## [GIVEN REQUEST]
What is the number of lines in these entries that include "signal"? Write that number and no other text.

## [DATASET ENTRIES]
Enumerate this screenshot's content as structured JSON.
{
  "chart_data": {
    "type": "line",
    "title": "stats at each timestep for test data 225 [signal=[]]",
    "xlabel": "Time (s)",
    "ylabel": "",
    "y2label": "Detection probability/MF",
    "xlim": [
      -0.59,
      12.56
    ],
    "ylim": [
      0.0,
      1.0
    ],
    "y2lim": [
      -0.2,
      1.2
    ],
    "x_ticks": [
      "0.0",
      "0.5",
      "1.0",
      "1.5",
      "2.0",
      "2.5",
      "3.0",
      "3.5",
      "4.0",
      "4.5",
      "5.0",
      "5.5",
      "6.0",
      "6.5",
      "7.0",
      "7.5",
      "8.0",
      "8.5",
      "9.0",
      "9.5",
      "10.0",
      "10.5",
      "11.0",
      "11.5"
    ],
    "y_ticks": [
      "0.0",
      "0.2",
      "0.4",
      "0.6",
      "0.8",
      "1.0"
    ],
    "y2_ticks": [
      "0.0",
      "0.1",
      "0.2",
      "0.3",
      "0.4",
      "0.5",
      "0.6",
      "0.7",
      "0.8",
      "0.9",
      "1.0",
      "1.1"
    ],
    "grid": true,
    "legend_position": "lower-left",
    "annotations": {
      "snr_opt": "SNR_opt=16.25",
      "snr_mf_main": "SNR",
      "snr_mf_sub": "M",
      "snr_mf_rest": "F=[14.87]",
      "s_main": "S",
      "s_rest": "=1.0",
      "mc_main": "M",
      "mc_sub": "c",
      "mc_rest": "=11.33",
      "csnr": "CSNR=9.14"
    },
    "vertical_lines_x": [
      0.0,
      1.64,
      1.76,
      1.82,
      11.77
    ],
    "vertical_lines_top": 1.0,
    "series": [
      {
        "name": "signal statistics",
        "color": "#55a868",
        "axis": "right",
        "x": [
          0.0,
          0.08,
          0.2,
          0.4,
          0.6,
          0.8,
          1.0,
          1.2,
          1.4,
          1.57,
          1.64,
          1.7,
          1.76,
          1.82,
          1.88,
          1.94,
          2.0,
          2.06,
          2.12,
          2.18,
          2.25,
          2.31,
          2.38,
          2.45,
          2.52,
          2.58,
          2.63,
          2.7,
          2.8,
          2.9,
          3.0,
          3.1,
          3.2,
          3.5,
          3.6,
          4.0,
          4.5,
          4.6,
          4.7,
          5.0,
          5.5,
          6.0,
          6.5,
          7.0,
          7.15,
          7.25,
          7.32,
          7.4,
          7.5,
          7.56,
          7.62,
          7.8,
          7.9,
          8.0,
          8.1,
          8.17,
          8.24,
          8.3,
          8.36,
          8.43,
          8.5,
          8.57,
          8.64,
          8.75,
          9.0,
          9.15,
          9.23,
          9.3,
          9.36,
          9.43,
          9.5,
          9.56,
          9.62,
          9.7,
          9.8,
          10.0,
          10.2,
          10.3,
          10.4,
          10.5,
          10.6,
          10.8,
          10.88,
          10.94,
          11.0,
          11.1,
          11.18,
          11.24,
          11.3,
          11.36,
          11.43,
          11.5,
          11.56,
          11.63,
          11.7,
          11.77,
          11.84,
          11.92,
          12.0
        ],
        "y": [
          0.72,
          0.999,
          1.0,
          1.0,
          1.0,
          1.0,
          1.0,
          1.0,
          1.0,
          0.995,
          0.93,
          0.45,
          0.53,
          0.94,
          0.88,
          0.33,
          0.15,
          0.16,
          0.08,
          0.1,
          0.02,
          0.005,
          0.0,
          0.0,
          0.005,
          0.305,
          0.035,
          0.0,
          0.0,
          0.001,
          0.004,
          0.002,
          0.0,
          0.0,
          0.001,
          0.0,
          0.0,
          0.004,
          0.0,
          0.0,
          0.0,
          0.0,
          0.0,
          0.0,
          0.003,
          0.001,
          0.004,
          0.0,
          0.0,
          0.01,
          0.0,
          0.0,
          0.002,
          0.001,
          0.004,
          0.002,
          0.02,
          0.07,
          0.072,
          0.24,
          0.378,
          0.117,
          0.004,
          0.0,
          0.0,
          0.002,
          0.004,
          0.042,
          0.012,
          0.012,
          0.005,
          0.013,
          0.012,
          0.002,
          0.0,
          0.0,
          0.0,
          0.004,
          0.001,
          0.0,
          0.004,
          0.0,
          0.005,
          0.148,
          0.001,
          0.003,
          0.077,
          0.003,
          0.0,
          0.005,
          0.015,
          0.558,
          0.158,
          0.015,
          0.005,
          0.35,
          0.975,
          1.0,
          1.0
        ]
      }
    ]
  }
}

## [ANSWER TO THE TASK]
2